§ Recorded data

-- start --

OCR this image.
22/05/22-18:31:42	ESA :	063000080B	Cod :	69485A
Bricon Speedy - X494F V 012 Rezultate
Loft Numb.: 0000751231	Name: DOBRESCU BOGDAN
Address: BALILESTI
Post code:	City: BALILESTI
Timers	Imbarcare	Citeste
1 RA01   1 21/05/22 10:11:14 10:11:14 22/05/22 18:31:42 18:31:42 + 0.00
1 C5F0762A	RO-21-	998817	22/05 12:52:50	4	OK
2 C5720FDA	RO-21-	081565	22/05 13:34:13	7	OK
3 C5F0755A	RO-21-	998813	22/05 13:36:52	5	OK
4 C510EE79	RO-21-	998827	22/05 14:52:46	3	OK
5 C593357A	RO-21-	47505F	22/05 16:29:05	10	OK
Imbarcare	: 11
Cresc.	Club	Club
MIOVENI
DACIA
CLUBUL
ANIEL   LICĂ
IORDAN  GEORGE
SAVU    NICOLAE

-- end --

§ WHAT THE EXERCISE ASKS
Reproduce every line of the data verbatim.

§ SOLUTION FOR THIS PROBLEM
OCR this image.
22/05/22-18:31:42	ESA :	063000080B	Cod :	69485A
Bricon Speedy - X494F V 012 Rezultate
Loft Numb.: 0000751231	Name: DOBRESCU BOGDAN
Address: BALILESTI
Post code:	City: BALILESTI
Timers	Imbarcare	Citeste
1 RA01   1 21/05/22 10:11:14 10:11:14 22/05/22 18:31:42 18:31:42 + 0.00
1 C5F0762A	RO-21-	998817	22/05 12:52:50	4	OK
2 C5720FDA	RO-21-	081565	22/05 13:34:13	7	OK
3 C5F0755A	RO-21-	998813	22/05 13:36:52	5	OK
4 C510EE79	RO-21-	998827	22/05 14:52:46	3	OK
5 C593357A	RO-21-	47505F	22/05 16:29:05	10	OK
Imbarcare	: 11
Cresc.	Club	Club
MIOVENI
DACIA
CLUBUL
ANIEL   LICĂ
IORDAN  GEORGE
SAVU    NICOLAE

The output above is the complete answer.